# [Given task]
Exactly repeat the material, dropping only the pictures.

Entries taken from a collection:
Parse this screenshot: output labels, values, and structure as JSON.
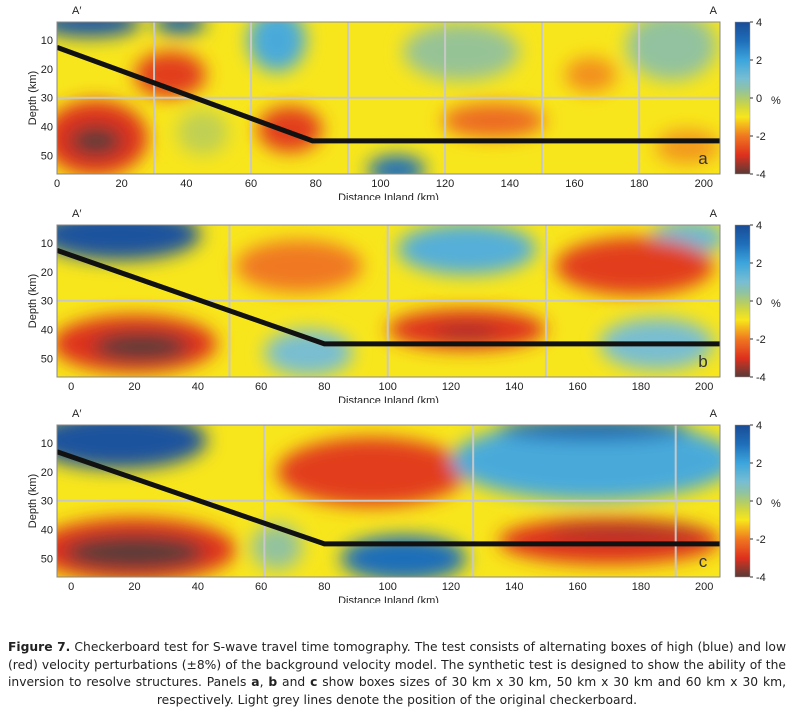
{
  "chart_data": [
    {
      "type": "heatmap",
      "panel_label": "a",
      "section_left": "A′",
      "section_right": "A",
      "xlabel": "Distance Inland (km)",
      "ylabel": "Depth (km)",
      "xlim": [
        0,
        205
      ],
      "ylim": [
        3.7,
        56.5
      ],
      "xticks": [
        0,
        20,
        40,
        60,
        80,
        100,
        120,
        140,
        160,
        180,
        200
      ],
      "yticks": [
        10,
        20,
        30,
        40,
        50
      ],
      "colorbar": {
        "ticks": [
          4,
          2,
          0,
          -2,
          -4
        ],
        "unit": "%",
        "range": [
          -4,
          4
        ]
      },
      "checkerboard_x": [
        30,
        60,
        90,
        120,
        150,
        180
      ],
      "checkerboard_depth": [
        30
      ],
      "slab_line": [
        [
          0,
          12.5
        ],
        [
          79,
          45
        ],
        [
          205,
          45
        ]
      ],
      "background_value": -1,
      "anomalies": [
        {
          "x": 10,
          "depth": 4,
          "rx": 16,
          "ry": 5,
          "value": 3.6
        },
        {
          "x": 38,
          "depth": 4,
          "rx": 8,
          "ry": 4,
          "value": 3.4
        },
        {
          "x": 68,
          "depth": 10,
          "rx": 9,
          "ry": 11,
          "value": 1.8
        },
        {
          "x": 125,
          "depth": 14,
          "rx": 18,
          "ry": 10,
          "value": 0.3
        },
        {
          "x": 190,
          "depth": 12,
          "rx": 14,
          "ry": 12,
          "value": 0.4
        },
        {
          "x": 35,
          "depth": 22,
          "rx": 11,
          "ry": 8,
          "value": -2.8
        },
        {
          "x": 165,
          "depth": 22,
          "rx": 8,
          "ry": 6,
          "value": -1.8
        },
        {
          "x": 12,
          "depth": 44,
          "rx": 16,
          "ry": 13,
          "value": -3.0
        },
        {
          "x": 12,
          "depth": 45,
          "rx": 8,
          "ry": 5,
          "value": -4.0
        },
        {
          "x": 72,
          "depth": 41,
          "rx": 10,
          "ry": 8,
          "value": -2.8
        },
        {
          "x": 135,
          "depth": 38,
          "rx": 16,
          "ry": 6,
          "value": -2.2
        },
        {
          "x": 45,
          "depth": 42,
          "rx": 8,
          "ry": 8,
          "value": -0.2
        },
        {
          "x": 105,
          "depth": 55,
          "rx": 9,
          "ry": 5,
          "value": 3.0
        },
        {
          "x": 195,
          "depth": 47,
          "rx": 10,
          "ry": 6,
          "value": -1.7
        }
      ]
    },
    {
      "type": "heatmap",
      "panel_label": "b",
      "section_left": "A′",
      "section_right": "A",
      "xlabel": "Distance Inland (km)",
      "ylabel": "Depth (km)",
      "xlim": [
        -4.5,
        205
      ],
      "ylim": [
        3.7,
        56.5
      ],
      "xticks": [
        0,
        20,
        40,
        60,
        80,
        100,
        120,
        140,
        160,
        180,
        200
      ],
      "yticks": [
        10,
        20,
        30,
        40,
        50
      ],
      "colorbar": {
        "ticks": [
          4,
          2,
          0,
          -2,
          -4
        ],
        "unit": "%",
        "range": [
          -4,
          4
        ]
      },
      "checkerboard_x": [
        50,
        100,
        150
      ],
      "checkerboard_depth": [
        30
      ],
      "slab_line": [
        [
          -4.5,
          12.5
        ],
        [
          80,
          45
        ],
        [
          205,
          45
        ]
      ],
      "background_value": -1,
      "anomalies": [
        {
          "x": 15,
          "depth": 7,
          "rx": 26,
          "ry": 9,
          "value": 3.8
        },
        {
          "x": 125,
          "depth": 12,
          "rx": 22,
          "ry": 9,
          "value": 1.6
        },
        {
          "x": 195,
          "depth": 8,
          "rx": 12,
          "ry": 6,
          "value": 1.2
        },
        {
          "x": 72,
          "depth": 18,
          "rx": 20,
          "ry": 9,
          "value": -2.0
        },
        {
          "x": 178,
          "depth": 18,
          "rx": 25,
          "ry": 10,
          "value": -2.8
        },
        {
          "x": 20,
          "depth": 45,
          "rx": 26,
          "ry": 10,
          "value": -3.0
        },
        {
          "x": 22,
          "depth": 46,
          "rx": 15,
          "ry": 5,
          "value": -4.0
        },
        {
          "x": 125,
          "depth": 40,
          "rx": 25,
          "ry": 7,
          "value": -3.0
        },
        {
          "x": 125,
          "depth": 41,
          "rx": 10,
          "ry": 2,
          "value": -3.6
        },
        {
          "x": 75,
          "depth": 48,
          "rx": 14,
          "ry": 8,
          "value": 1.0
        },
        {
          "x": 185,
          "depth": 45,
          "rx": 18,
          "ry": 9,
          "value": 1.0
        }
      ]
    },
    {
      "type": "heatmap",
      "panel_label": "c",
      "section_left": "A′",
      "section_right": "A",
      "xlabel": "Distance Inland (km)",
      "ylabel": "Depth (km)",
      "xlim": [
        -4.5,
        205
      ],
      "ylim": [
        3.7,
        56.5
      ],
      "xticks": [
        0,
        20,
        40,
        60,
        80,
        100,
        120,
        140,
        160,
        180,
        200
      ],
      "yticks": [
        10,
        20,
        30,
        40,
        50
      ],
      "colorbar": {
        "ticks": [
          4,
          2,
          0,
          -2,
          -4
        ],
        "unit": "%",
        "range": [
          -4,
          4
        ]
      },
      "checkerboard_x": [
        61,
        127,
        191
      ],
      "checkerboard_depth": [
        30
      ],
      "slab_line": [
        [
          -4.5,
          13
        ],
        [
          80,
          45
        ],
        [
          205,
          45
        ]
      ],
      "background_value": -1,
      "anomalies": [
        {
          "x": 15,
          "depth": 9,
          "rx": 28,
          "ry": 10,
          "value": 3.8
        },
        {
          "x": 95,
          "depth": 20,
          "rx": 30,
          "ry": 12,
          "value": -2.8
        },
        {
          "x": 165,
          "depth": 16,
          "rx": 45,
          "ry": 14,
          "value": 1.8
        },
        {
          "x": 165,
          "depth": 5,
          "rx": 30,
          "ry": 4,
          "value": 3.2
        },
        {
          "x": 20,
          "depth": 47,
          "rx": 32,
          "ry": 11,
          "value": -3.0
        },
        {
          "x": 20,
          "depth": 48,
          "rx": 22,
          "ry": 6,
          "value": -4.0
        },
        {
          "x": 105,
          "depth": 50,
          "rx": 20,
          "ry": 8,
          "value": 3.0
        },
        {
          "x": 65,
          "depth": 46,
          "rx": 8,
          "ry": 8,
          "value": 0.4
        },
        {
          "x": 170,
          "depth": 44,
          "rx": 35,
          "ry": 8,
          "value": -3.0
        },
        {
          "x": 175,
          "depth": 41,
          "rx": 25,
          "ry": 2,
          "value": -3.6
        }
      ]
    }
  ],
  "caption": {
    "figure_label": "Figure 7.",
    "text_1": " Checkerboard test for S-wave travel time tomography. The test consists of alternating boxes of high (blue) and low (red) velocity perturbations (±8%) of the background velocity model. The synthetic test is designed to show the ability of the inversion to resolve structures. Panels ",
    "panel_a": "a",
    "sep_1": ", ",
    "panel_b": "b",
    "sep_2": " and ",
    "panel_c": "c",
    "text_2": " show boxes sizes of 30 km x 30 km, 50 km x 30 km and 60 km x 30 km, respectively. Light grey lines denote the position of the original checkerboard."
  }
}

# [Output of the exercise]
Parse this screenshot: output labels, values, and structure as JSON.
{
  "chart_data": [
    {
      "type": "heatmap",
      "panel_label": "a",
      "section_left": "A′",
      "section_right": "A",
      "xlabel": "Distance Inland (km)",
      "ylabel": "Depth (km)",
      "xlim": [
        0,
        205
      ],
      "ylim": [
        3.7,
        56.5
      ],
      "xticks": [
        0,
        20,
        40,
        60,
        80,
        100,
        120,
        140,
        160,
        180,
        200
      ],
      "yticks": [
        10,
        20,
        30,
        40,
        50
      ],
      "colorbar": {
        "ticks": [
          4,
          2,
          0,
          -2,
          -4
        ],
        "unit": "%",
        "range": [
          -4,
          4
        ]
      },
      "checkerboard_x": [
        30,
        60,
        90,
        120,
        150,
        180
      ],
      "checkerboard_depth": [
        30
      ],
      "slab_line": [
        [
          0,
          12.5
        ],
        [
          79,
          45
        ],
        [
          205,
          45
        ]
      ],
      "background_value": -1,
      "anomalies": [
        {
          "x": 10,
          "depth": 4,
          "rx": 16,
          "ry": 5,
          "value": 3.6
        },
        {
          "x": 38,
          "depth": 4,
          "rx": 8,
          "ry": 4,
          "value": 3.4
        },
        {
          "x": 68,
          "depth": 10,
          "rx": 9,
          "ry": 11,
          "value": 1.8
        },
        {
          "x": 125,
          "depth": 14,
          "rx": 18,
          "ry": 10,
          "value": 0.3
        },
        {
          "x": 190,
          "depth": 12,
          "rx": 14,
          "ry": 12,
          "value": 0.4
        },
        {
          "x": 35,
          "depth": 22,
          "rx": 11,
          "ry": 8,
          "value": -2.8
        },
        {
          "x": 165,
          "depth": 22,
          "rx": 8,
          "ry": 6,
          "value": -1.8
        },
        {
          "x": 12,
          "depth": 44,
          "rx": 16,
          "ry": 13,
          "value": -3.0
        },
        {
          "x": 12,
          "depth": 45,
          "rx": 8,
          "ry": 5,
          "value": -4.0
        },
        {
          "x": 72,
          "depth": 41,
          "rx": 10,
          "ry": 8,
          "value": -2.8
        },
        {
          "x": 135,
          "depth": 38,
          "rx": 16,
          "ry": 6,
          "value": -2.2
        },
        {
          "x": 45,
          "depth": 42,
          "rx": 8,
          "ry": 8,
          "value": -0.2
        },
        {
          "x": 105,
          "depth": 55,
          "rx": 9,
          "ry": 5,
          "value": 3.0
        },
        {
          "x": 195,
          "depth": 47,
          "rx": 10,
          "ry": 6,
          "value": -1.7
        }
      ]
    },
    {
      "type": "heatmap",
      "panel_label": "b",
      "section_left": "A′",
      "section_right": "A",
      "xlabel": "Distance Inland (km)",
      "ylabel": "Depth (km)",
      "xlim": [
        -4.5,
        205
      ],
      "ylim": [
        3.7,
        56.5
      ],
      "xticks": [
        0,
        20,
        40,
        60,
        80,
        100,
        120,
        140,
        160,
        180,
        200
      ],
      "yticks": [
        10,
        20,
        30,
        40,
        50
      ],
      "colorbar": {
        "ticks": [
          4,
          2,
          0,
          -2,
          -4
        ],
        "unit": "%",
        "range": [
          -4,
          4
        ]
      },
      "checkerboard_x": [
        50,
        100,
        150
      ],
      "checkerboard_depth": [
        30
      ],
      "slab_line": [
        [
          -4.5,
          12.5
        ],
        [
          80,
          45
        ],
        [
          205,
          45
        ]
      ],
      "background_value": -1,
      "anomalies": [
        {
          "x": 15,
          "depth": 7,
          "rx": 26,
          "ry": 9,
          "value": 3.8
        },
        {
          "x": 125,
          "depth": 12,
          "rx": 22,
          "ry": 9,
          "value": 1.6
        },
        {
          "x": 195,
          "depth": 8,
          "rx": 12,
          "ry": 6,
          "value": 1.2
        },
        {
          "x": 72,
          "depth": 18,
          "rx": 20,
          "ry": 9,
          "value": -2.0
        },
        {
          "x": 178,
          "depth": 18,
          "rx": 25,
          "ry": 10,
          "value": -2.8
        },
        {
          "x": 20,
          "depth": 45,
          "rx": 26,
          "ry": 10,
          "value": -3.0
        },
        {
          "x": 22,
          "depth": 46,
          "rx": 15,
          "ry": 5,
          "value": -4.0
        },
        {
          "x": 125,
          "depth": 40,
          "rx": 25,
          "ry": 7,
          "value": -3.0
        },
        {
          "x": 125,
          "depth": 41,
          "rx": 10,
          "ry": 2,
          "value": -3.6
        },
        {
          "x": 75,
          "depth": 48,
          "rx": 14,
          "ry": 8,
          "value": 1.0
        },
        {
          "x": 185,
          "depth": 45,
          "rx": 18,
          "ry": 9,
          "value": 1.0
        }
      ]
    },
    {
      "type": "heatmap",
      "panel_label": "c",
      "section_left": "A′",
      "section_right": "A",
      "xlabel": "Distance Inland (km)",
      "ylabel": "Depth (km)",
      "xlim": [
        -4.5,
        205
      ],
      "ylim": [
        3.7,
        56.5
      ],
      "xticks": [
        0,
        20,
        40,
        60,
        80,
        100,
        120,
        140,
        160,
        180,
        200
      ],
      "yticks": [
        10,
        20,
        30,
        40,
        50
      ],
      "colorbar": {
        "ticks": [
          4,
          2,
          0,
          -2,
          -4
        ],
        "unit": "%",
        "range": [
          -4,
          4
        ]
      },
      "checkerboard_x": [
        61,
        127,
        191
      ],
      "checkerboard_depth": [
        30
      ],
      "slab_line": [
        [
          -4.5,
          13
        ],
        [
          80,
          45
        ],
        [
          205,
          45
        ]
      ],
      "background_value": -1,
      "anomalies": [
        {
          "x": 15,
          "depth": 9,
          "rx": 28,
          "ry": 10,
          "value": 3.8
        },
        {
          "x": 95,
          "depth": 20,
          "rx": 30,
          "ry": 12,
          "value": -2.8
        },
        {
          "x": 165,
          "depth": 16,
          "rx": 45,
          "ry": 14,
          "value": 1.8
        },
        {
          "x": 165,
          "depth": 5,
          "rx": 30,
          "ry": 4,
          "value": 3.2
        },
        {
          "x": 20,
          "depth": 47,
          "rx": 32,
          "ry": 11,
          "value": -3.0
        },
        {
          "x": 20,
          "depth": 48,
          "rx": 22,
          "ry": 6,
          "value": -4.0
        },
        {
          "x": 105,
          "depth": 50,
          "rx": 20,
          "ry": 8,
          "value": 3.0
        },
        {
          "x": 65,
          "depth": 46,
          "rx": 8,
          "ry": 8,
          "value": 0.4
        },
        {
          "x": 170,
          "depth": 44,
          "rx": 35,
          "ry": 8,
          "value": -3.0
        },
        {
          "x": 175,
          "depth": 41,
          "rx": 25,
          "ry": 2,
          "value": -3.6
        }
      ]
    }
  ],
  "caption": {
    "figure_label": "Figure 7.",
    "text_1": " Checkerboard test for S-wave travel time tomography. The test consists of alternating boxes of high (blue) and low (red) velocity perturbations (±8%) of the background velocity model. The synthetic test is designed to show the ability of the inversion to resolve structures. Panels ",
    "panel_a": "a",
    "sep_1": ", ",
    "panel_b": "b",
    "sep_2": " and ",
    "panel_c": "c",
    "text_2": " show boxes sizes of 30 km x 30 km, 50 km x 30 km and 60 km x 30 km, respectively. Light grey lines denote the position of the original checkerboard."
  }
}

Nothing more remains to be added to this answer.